## Problem to solve
Repeat, exactly and in full, the lines of the listing below, but without any pictures.

## Record set
━━━━━━━━━━━━━━━━
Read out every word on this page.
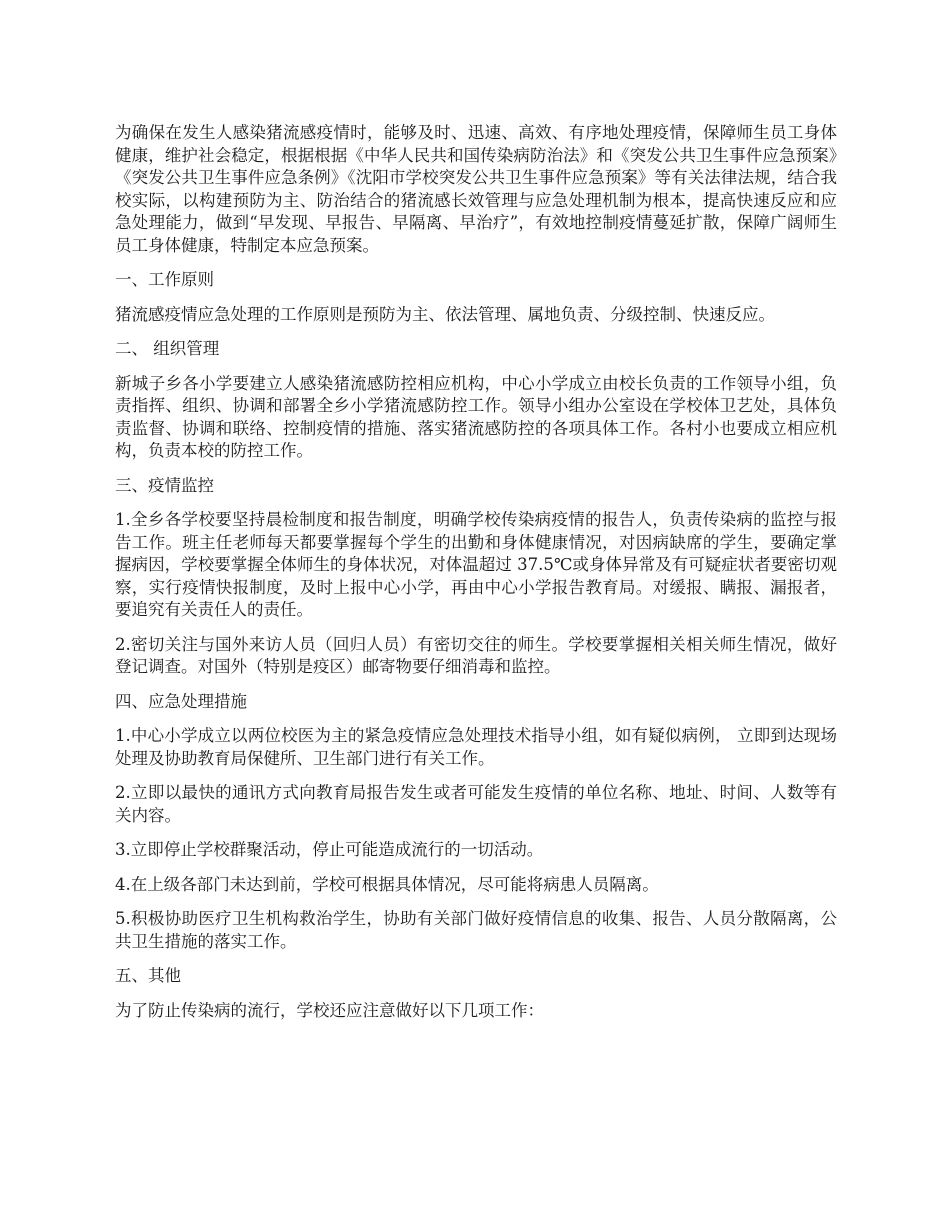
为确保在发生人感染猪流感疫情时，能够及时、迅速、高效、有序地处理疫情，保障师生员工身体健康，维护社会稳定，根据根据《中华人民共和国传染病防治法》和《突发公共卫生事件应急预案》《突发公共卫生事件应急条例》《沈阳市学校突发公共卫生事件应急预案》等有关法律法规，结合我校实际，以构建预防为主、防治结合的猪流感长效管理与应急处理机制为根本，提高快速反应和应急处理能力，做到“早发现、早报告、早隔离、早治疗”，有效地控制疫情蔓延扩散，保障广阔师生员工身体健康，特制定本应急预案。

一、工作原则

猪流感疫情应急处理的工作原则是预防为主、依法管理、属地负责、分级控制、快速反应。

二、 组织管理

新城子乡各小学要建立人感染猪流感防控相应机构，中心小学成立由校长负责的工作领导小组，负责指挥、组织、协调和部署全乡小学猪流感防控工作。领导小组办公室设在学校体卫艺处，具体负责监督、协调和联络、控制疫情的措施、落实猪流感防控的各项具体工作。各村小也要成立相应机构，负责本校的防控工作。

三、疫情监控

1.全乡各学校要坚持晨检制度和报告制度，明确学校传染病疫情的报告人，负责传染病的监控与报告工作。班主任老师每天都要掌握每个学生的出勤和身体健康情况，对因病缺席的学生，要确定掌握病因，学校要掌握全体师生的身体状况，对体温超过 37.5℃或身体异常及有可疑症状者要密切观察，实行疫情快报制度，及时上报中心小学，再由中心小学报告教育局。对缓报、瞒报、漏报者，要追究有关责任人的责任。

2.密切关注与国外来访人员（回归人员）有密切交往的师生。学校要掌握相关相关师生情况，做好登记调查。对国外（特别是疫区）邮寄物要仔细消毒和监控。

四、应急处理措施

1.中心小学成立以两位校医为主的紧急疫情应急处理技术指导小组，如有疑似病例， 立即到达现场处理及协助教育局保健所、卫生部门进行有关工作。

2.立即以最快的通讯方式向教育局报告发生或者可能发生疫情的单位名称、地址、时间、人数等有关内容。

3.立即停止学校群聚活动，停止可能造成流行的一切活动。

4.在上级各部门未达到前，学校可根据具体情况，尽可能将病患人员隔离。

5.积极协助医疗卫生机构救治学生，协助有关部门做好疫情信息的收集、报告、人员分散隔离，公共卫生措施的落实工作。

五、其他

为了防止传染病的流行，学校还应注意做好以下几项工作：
━━━━━━━━━━━━━━━━
## Task solution
Read out every word on this page.
为确保在发生人感染猪流感疫情时，能够及时、迅速、高效、有序地处理疫情，保障师生员工身体健康，维护社会稳定，根据根据《中华人民共和国传染病防治法》和《突发公共卫生事件应急预案》《突发公共卫生事件应急条例》《沈阳市学校突发公共卫生事件应急预案》等有关法律法规，结合我校实际，以构建预防为主、防治结合的猪流感长效管理与应急处理机制为根本，提高快速反应和应急处理能力，做到“早发现、早报告、早隔离、早治疗”，有效地控制疫情蔓延扩散，保障广阔师生员工身体健康，特制定本应急预案。

一、工作原则

猪流感疫情应急处理的工作原则是预防为主、依法管理、属地负责、分级控制、快速反应。

二、 组织管理

新城子乡各小学要建立人感染猪流感防控相应机构，中心小学成立由校长负责的工作领导小组，负责指挥、组织、协调和部署全乡小学猪流感防控工作。领导小组办公室设在学校体卫艺处，具体负责监督、协调和联络、控制疫情的措施、落实猪流感防控的各项具体工作。各村小也要成立相应机构，负责本校的防控工作。

三、疫情监控

1.全乡各学校要坚持晨检制度和报告制度，明确学校传染病疫情的报告人，负责传染病的监控与报告工作。班主任老师每天都要掌握每个学生的出勤和身体健康情况，对因病缺席的学生，要确定掌握病因，学校要掌握全体师生的身体状况，对体温超过 37.5℃或身体异常及有可疑症状者要密切观察，实行疫情快报制度，及时上报中心小学，再由中心小学报告教育局。对缓报、瞒报、漏报者，要追究有关责任人的责任。

2.密切关注与国外来访人员（回归人员）有密切交往的师生。学校要掌握相关相关师生情况，做好登记调查。对国外（特别是疫区）邮寄物要仔细消毒和监控。

四、应急处理措施

1.中心小学成立以两位校医为主的紧急疫情应急处理技术指导小组，如有疑似病例， 立即到达现场处理及协助教育局保健所、卫生部门进行有关工作。

2.立即以最快的通讯方式向教育局报告发生或者可能发生疫情的单位名称、地址、时间、人数等有关内容。

3.立即停止学校群聚活动，停止可能造成流行的一切活动。

4.在上级各部门未达到前，学校可根据具体情况，尽可能将病患人员隔离。

5.积极协助医疗卫生机构救治学生，协助有关部门做好疫情信息的收集、报告、人员分散隔离，公共卫生措施的落实工作。

五、其他

为了防止传染病的流行，学校还应注意做好以下几项工作：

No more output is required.